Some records
————————

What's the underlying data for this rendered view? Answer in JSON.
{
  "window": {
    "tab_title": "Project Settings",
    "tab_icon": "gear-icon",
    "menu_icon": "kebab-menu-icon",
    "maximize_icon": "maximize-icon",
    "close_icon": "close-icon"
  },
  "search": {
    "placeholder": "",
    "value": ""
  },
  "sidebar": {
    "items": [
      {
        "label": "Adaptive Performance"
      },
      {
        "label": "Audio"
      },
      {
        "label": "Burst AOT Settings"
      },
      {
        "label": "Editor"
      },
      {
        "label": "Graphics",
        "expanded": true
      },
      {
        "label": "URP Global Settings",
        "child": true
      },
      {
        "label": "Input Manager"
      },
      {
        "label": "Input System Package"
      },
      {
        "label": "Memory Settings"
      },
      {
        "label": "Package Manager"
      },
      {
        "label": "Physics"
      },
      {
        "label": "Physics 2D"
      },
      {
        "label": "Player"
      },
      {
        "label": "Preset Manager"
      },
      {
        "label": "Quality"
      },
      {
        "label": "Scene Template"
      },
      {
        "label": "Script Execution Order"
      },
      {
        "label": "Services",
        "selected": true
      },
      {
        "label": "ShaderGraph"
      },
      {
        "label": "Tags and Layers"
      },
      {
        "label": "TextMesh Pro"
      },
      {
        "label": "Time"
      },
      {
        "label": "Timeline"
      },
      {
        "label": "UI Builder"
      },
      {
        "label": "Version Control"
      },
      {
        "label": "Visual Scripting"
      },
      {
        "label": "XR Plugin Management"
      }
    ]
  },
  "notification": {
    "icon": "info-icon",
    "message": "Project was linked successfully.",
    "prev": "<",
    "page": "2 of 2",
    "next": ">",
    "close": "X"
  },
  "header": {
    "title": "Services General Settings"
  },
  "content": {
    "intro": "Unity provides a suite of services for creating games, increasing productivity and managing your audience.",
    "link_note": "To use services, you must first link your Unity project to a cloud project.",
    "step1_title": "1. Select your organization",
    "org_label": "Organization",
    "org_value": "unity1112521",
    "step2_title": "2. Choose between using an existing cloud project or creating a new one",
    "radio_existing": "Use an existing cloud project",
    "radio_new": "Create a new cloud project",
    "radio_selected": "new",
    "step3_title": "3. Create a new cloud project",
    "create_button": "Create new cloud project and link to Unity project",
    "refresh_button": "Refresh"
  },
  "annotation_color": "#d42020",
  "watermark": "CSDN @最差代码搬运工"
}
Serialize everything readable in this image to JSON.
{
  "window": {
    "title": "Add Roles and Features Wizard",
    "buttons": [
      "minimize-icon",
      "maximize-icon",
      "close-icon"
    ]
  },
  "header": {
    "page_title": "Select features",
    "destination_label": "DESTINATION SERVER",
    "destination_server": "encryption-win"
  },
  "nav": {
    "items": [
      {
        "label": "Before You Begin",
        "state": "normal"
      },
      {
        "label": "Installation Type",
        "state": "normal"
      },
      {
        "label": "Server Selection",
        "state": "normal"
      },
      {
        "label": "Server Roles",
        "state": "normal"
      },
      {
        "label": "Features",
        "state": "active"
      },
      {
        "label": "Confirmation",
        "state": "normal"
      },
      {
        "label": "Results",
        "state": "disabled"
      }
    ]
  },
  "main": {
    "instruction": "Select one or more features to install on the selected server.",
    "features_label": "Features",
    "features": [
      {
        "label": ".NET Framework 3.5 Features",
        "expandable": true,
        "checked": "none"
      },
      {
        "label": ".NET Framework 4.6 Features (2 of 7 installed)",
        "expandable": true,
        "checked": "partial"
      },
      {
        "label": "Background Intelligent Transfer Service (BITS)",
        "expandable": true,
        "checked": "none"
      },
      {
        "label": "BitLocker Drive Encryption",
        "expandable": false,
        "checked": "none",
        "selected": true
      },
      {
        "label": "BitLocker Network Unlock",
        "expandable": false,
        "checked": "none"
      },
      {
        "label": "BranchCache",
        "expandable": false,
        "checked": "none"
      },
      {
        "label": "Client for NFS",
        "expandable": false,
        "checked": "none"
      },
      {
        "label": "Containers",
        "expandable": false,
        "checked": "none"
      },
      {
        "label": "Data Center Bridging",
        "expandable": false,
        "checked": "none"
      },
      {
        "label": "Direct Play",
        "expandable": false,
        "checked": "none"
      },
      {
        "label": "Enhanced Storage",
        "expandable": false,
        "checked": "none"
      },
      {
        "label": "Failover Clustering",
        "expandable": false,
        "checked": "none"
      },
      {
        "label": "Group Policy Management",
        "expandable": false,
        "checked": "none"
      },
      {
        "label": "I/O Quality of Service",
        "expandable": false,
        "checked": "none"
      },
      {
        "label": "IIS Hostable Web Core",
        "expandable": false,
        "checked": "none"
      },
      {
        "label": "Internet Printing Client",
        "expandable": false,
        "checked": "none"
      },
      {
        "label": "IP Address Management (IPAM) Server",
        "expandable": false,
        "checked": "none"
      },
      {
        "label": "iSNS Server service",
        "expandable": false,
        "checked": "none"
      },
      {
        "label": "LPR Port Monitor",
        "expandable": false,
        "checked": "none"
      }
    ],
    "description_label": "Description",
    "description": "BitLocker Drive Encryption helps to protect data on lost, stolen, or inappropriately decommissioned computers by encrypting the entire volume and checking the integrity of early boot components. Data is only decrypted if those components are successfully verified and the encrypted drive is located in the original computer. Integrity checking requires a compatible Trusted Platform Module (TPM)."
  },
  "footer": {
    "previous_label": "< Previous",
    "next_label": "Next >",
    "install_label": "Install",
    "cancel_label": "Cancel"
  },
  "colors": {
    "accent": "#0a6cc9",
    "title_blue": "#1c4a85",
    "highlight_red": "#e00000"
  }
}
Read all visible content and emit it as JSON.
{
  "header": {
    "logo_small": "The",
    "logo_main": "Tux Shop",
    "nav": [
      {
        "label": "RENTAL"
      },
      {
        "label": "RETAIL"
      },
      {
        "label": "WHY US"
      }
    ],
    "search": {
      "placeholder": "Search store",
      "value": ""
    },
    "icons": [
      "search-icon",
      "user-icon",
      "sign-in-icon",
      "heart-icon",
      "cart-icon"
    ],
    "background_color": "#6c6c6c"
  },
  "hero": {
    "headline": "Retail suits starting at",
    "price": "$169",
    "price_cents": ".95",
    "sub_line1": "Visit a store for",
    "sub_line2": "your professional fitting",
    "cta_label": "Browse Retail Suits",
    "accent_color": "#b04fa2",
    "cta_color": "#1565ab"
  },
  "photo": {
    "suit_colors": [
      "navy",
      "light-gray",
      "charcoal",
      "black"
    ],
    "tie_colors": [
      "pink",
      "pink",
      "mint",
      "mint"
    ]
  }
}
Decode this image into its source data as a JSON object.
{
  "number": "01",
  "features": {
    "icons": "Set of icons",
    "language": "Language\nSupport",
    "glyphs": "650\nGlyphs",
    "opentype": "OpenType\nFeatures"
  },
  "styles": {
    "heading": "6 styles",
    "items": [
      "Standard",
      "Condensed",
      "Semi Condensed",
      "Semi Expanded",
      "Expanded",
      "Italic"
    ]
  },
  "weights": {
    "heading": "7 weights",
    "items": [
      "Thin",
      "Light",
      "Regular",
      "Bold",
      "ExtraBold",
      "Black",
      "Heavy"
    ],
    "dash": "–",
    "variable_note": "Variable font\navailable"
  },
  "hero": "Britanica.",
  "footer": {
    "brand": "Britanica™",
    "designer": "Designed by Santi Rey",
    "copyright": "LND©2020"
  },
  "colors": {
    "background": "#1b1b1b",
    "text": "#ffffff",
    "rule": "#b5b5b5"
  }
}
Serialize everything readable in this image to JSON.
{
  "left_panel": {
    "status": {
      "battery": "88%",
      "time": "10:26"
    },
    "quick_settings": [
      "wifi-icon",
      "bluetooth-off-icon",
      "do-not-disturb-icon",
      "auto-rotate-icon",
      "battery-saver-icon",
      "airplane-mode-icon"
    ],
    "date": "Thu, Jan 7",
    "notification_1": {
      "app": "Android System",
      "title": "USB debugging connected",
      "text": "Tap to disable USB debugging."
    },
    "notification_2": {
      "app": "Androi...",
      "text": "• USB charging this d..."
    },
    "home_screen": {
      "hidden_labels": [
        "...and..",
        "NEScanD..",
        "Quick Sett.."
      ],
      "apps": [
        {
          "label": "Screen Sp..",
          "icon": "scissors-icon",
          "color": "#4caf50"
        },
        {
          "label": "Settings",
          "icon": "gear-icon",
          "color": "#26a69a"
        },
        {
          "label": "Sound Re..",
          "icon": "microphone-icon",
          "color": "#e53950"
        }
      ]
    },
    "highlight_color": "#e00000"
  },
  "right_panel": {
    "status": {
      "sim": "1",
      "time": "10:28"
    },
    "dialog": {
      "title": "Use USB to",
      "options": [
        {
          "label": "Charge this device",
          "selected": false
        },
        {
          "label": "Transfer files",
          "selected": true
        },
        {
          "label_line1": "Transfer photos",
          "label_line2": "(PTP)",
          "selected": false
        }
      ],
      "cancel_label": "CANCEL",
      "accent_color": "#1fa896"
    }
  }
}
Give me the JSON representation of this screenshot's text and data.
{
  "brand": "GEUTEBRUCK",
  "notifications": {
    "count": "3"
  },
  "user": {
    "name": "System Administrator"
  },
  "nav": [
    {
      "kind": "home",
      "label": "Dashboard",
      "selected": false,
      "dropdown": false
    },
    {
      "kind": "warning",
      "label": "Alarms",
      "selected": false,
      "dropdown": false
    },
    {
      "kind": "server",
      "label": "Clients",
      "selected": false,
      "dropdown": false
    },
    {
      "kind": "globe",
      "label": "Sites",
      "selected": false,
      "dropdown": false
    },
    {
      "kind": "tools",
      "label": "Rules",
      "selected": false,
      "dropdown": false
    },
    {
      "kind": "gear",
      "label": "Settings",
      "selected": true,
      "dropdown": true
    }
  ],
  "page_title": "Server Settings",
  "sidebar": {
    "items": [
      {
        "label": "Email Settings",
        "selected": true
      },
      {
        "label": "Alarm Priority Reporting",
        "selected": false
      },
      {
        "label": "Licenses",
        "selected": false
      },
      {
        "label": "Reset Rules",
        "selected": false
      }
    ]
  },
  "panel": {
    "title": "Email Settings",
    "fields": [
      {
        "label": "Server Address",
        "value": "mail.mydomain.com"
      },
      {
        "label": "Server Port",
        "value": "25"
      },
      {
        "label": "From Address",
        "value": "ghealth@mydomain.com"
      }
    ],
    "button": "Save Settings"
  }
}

————————

[Given request]: Among the entries above, how many lines include the word "maximize"? Reply with the number only.

[Written answer]: 2